Written task: Without including any images, reproduce each entry exactly.

Material provided:
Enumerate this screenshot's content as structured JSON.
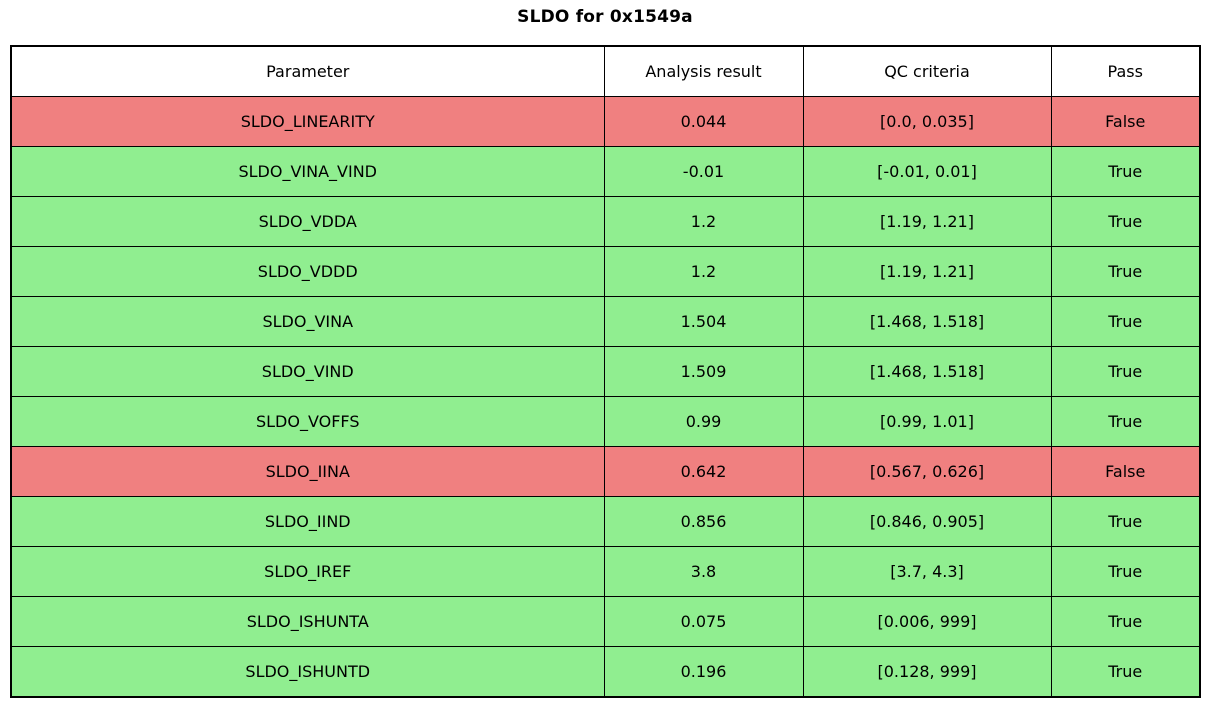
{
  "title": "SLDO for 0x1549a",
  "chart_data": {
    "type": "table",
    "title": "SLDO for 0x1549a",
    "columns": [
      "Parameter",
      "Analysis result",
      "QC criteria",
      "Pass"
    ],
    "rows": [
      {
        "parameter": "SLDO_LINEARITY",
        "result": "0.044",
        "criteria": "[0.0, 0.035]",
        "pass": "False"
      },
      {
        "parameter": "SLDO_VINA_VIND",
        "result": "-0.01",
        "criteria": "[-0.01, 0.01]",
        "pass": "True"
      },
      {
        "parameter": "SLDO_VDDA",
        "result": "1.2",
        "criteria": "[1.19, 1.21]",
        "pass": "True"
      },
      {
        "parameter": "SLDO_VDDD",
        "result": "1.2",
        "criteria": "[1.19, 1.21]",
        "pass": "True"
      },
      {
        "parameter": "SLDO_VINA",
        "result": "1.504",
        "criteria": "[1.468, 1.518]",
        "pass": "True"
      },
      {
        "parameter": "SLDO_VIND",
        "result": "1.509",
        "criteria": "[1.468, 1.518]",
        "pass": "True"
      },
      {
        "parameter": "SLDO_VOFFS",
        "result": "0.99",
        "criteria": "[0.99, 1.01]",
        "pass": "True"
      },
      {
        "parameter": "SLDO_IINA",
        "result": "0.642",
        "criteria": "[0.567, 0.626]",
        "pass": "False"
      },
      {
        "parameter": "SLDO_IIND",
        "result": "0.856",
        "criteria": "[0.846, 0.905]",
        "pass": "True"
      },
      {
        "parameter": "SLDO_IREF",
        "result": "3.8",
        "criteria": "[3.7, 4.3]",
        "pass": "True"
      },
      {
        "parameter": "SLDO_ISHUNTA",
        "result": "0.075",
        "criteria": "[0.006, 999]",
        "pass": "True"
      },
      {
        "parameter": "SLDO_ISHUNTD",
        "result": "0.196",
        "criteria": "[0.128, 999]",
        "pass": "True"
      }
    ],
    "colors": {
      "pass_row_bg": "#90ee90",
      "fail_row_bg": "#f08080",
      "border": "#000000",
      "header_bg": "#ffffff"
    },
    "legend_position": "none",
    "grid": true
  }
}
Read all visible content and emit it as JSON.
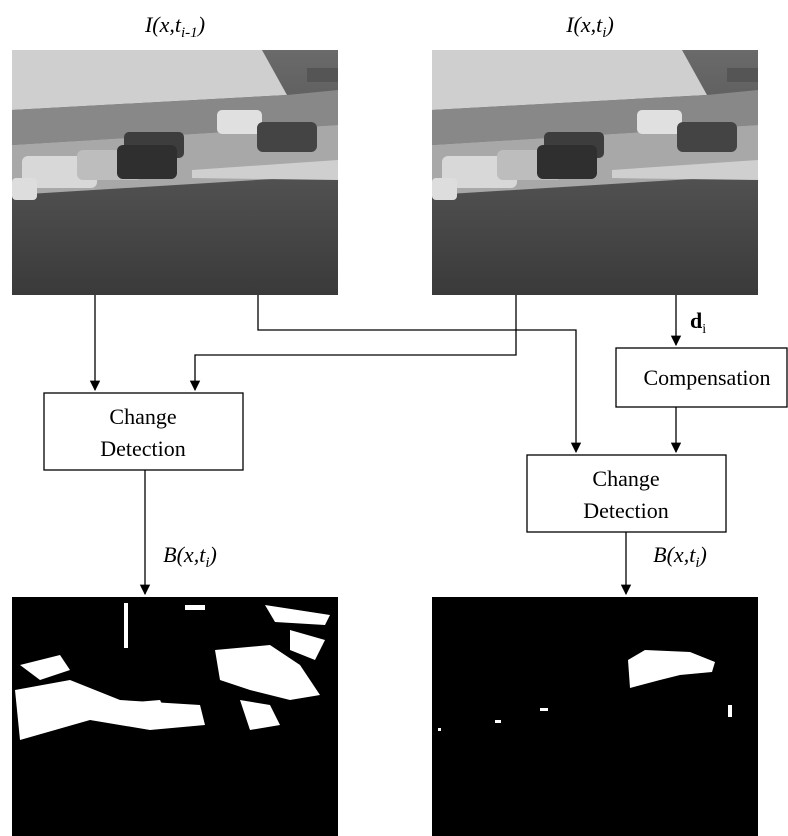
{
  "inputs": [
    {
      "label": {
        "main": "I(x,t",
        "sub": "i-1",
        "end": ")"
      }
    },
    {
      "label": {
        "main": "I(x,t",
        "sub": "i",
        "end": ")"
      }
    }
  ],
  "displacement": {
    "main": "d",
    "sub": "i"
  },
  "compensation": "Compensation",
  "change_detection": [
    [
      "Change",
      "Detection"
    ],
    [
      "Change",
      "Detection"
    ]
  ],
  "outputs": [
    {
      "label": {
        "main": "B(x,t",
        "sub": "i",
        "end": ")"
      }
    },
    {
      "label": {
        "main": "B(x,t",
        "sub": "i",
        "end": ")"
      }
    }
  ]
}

Task response:
Enumerate this screenshot's content as structured JSON.
{
  "title": "SLDO for 0x1549a",
  "chart_data": {
    "type": "table",
    "title": "SLDO for 0x1549a",
    "columns": [
      "Parameter",
      "Analysis result",
      "QC criteria",
      "Pass"
    ],
    "rows": [
      {
        "parameter": "SLDO_LINEARITY",
        "result": "0.044",
        "criteria": "[0.0, 0.035]",
        "pass": "False"
      },
      {
        "parameter": "SLDO_VINA_VIND",
        "result": "-0.01",
        "criteria": "[-0.01, 0.01]",
        "pass": "True"
      },
      {
        "parameter": "SLDO_VDDA",
        "result": "1.2",
        "criteria": "[1.19, 1.21]",
        "pass": "True"
      },
      {
        "parameter": "SLDO_VDDD",
        "result": "1.2",
        "criteria": "[1.19, 1.21]",
        "pass": "True"
      },
      {
        "parameter": "SLDO_VINA",
        "result": "1.504",
        "criteria": "[1.468, 1.518]",
        "pass": "True"
      },
      {
        "parameter": "SLDO_VIND",
        "result": "1.509",
        "criteria": "[1.468, 1.518]",
        "pass": "True"
      },
      {
        "parameter": "SLDO_VOFFS",
        "result": "0.99",
        "criteria": "[0.99, 1.01]",
        "pass": "True"
      },
      {
        "parameter": "SLDO_IINA",
        "result": "0.642",
        "criteria": "[0.567, 0.626]",
        "pass": "False"
      },
      {
        "parameter": "SLDO_IIND",
        "result": "0.856",
        "criteria": "[0.846, 0.905]",
        "pass": "True"
      },
      {
        "parameter": "SLDO_IREF",
        "result": "3.8",
        "criteria": "[3.7, 4.3]",
        "pass": "True"
      },
      {
        "parameter": "SLDO_ISHUNTA",
        "result": "0.075",
        "criteria": "[0.006, 999]",
        "pass": "True"
      },
      {
        "parameter": "SLDO_ISHUNTD",
        "result": "0.196",
        "criteria": "[0.128, 999]",
        "pass": "True"
      }
    ],
    "colors": {
      "pass_row_bg": "#90ee90",
      "fail_row_bg": "#f08080",
      "border": "#000000",
      "header_bg": "#ffffff"
    },
    "legend_position": "none",
    "grid": true
  }
}
Read all visible content and emit it as JSON.
{
  "inputs": [
    {
      "label": {
        "main": "I(x,t",
        "sub": "i-1",
        "end": ")"
      }
    },
    {
      "label": {
        "main": "I(x,t",
        "sub": "i",
        "end": ")"
      }
    }
  ],
  "displacement": {
    "main": "d",
    "sub": "i"
  },
  "compensation": "Compensation",
  "change_detection": [
    [
      "Change",
      "Detection"
    ],
    [
      "Change",
      "Detection"
    ]
  ],
  "outputs": [
    {
      "label": {
        "main": "B(x,t",
        "sub": "i",
        "end": ")"
      }
    },
    {
      "label": {
        "main": "B(x,t",
        "sub": "i",
        "end": ")"
      }
    }
  ]
}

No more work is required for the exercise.